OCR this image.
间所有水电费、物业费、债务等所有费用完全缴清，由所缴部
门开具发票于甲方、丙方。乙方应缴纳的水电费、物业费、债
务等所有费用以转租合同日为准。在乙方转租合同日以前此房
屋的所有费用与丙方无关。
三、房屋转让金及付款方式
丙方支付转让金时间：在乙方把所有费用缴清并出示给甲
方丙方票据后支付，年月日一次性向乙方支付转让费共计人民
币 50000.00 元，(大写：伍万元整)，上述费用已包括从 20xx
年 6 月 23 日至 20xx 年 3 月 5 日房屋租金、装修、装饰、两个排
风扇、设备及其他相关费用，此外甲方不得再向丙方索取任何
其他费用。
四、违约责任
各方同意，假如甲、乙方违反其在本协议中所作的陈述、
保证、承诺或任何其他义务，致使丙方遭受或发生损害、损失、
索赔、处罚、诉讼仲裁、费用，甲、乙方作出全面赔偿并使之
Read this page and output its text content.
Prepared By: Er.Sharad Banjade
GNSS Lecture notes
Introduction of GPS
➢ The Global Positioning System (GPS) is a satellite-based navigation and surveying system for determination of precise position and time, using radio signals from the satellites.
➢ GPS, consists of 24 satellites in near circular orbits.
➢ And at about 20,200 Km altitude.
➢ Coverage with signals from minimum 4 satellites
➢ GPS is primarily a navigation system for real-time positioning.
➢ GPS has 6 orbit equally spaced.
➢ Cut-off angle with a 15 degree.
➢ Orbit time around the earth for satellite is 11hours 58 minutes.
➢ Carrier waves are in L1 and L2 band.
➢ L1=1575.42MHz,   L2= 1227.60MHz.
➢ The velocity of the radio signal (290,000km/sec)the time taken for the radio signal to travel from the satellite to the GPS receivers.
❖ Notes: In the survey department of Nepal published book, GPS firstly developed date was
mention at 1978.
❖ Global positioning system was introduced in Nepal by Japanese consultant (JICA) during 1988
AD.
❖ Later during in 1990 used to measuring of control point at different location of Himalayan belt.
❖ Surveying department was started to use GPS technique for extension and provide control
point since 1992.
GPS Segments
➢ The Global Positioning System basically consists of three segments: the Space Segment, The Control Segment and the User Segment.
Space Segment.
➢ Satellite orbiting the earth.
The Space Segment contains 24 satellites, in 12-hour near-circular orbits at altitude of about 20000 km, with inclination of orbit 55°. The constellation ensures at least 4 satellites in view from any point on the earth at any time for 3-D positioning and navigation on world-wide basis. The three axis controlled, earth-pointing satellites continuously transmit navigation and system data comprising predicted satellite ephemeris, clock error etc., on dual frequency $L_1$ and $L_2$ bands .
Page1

------------------------

:: What is being asked ::
Print the whole listing exactly as it is.

:: Answer for this exercise ::
OCR this image.
间所有水电费、物业费、债务等所有费用完全缴清，由所缴部
门开具发票于甲方、丙方。乙方应缴纳的水电费、物业费、债
务等所有费用以转租合同日为准。在乙方转租合同日以前此房
屋的所有费用与丙方无关。
三、房屋转让金及付款方式
丙方支付转让金时间：在乙方把所有费用缴清并出示给甲
方丙方票据后支付，年月日一次性向乙方支付转让费共计人民
币 50000.00 元，(大写：伍万元整)，上述费用已包括从 20xx
年 6 月 23 日至 20xx 年 3 月 5 日房屋租金、装修、装饰、两个排
风扇、设备及其他相关费用，此外甲方不得再向丙方索取任何
其他费用。
四、违约责任
各方同意，假如甲、乙方违反其在本协议中所作的陈述、
保证、承诺或任何其他义务，致使丙方遭受或发生损害、损失、
索赔、处罚、诉讼仲裁、费用，甲、乙方作出全面赔偿并使之
Read this page and output its text content.
Prepared By: Er.Sharad Banjade
GNSS Lecture notes
Introduction of GPS
➢ The Global Positioning System (GPS) is a satellite-based navigation and surveying system for determination of precise position and time, using radio signals from the satellites.
➢ GPS, consists of 24 satellites in near circular orbits.
➢ And at about 20,200 Km altitude.
➢ Coverage with signals from minimum 4 satellites
➢ GPS is primarily a navigation system for real-time positioning.
➢ GPS has 6 orbit equally spaced.
➢ Cut-off angle with a 15 degree.
➢ Orbit time around the earth for satellite is 11hours 58 minutes.
➢ Carrier waves are in L1 and L2 band.
➢ L1=1575.42MHz,   L2= 1227.60MHz.
➢ The velocity of the radio signal (290,000km/sec)the time taken for the radio signal to travel from the satellite to the GPS receivers.
❖ Notes: In the survey department of Nepal published book, GPS firstly developed date was
mention at 1978.
❖ Global positioning system was introduced in Nepal by Japanese consultant (JICA) during 1988
AD.
❖ Later during in 1990 used to measuring of control point at different location of Himalayan belt.
❖ Surveying department was started to use GPS technique for extension and provide control
point since 1992.
GPS Segments
➢ The Global Positioning System basically consists of three segments: the Space Segment, The Control Segment and the User Segment.
Space Segment.
➢ Satellite orbiting the earth.
The Space Segment contains 24 satellites, in 12-hour near-circular orbits at altitude of about 20000 km, with inclination of orbit 55°. The constellation ensures at least 4 satellites in view from any point on the earth at any time for 3-D positioning and navigation on world-wide basis. The three axis controlled, earth-pointing satellites continuously transmit navigation and system data comprising predicted satellite ephemeris, clock error etc., on dual frequency $L_1$ and $L_2$ bands .
Page1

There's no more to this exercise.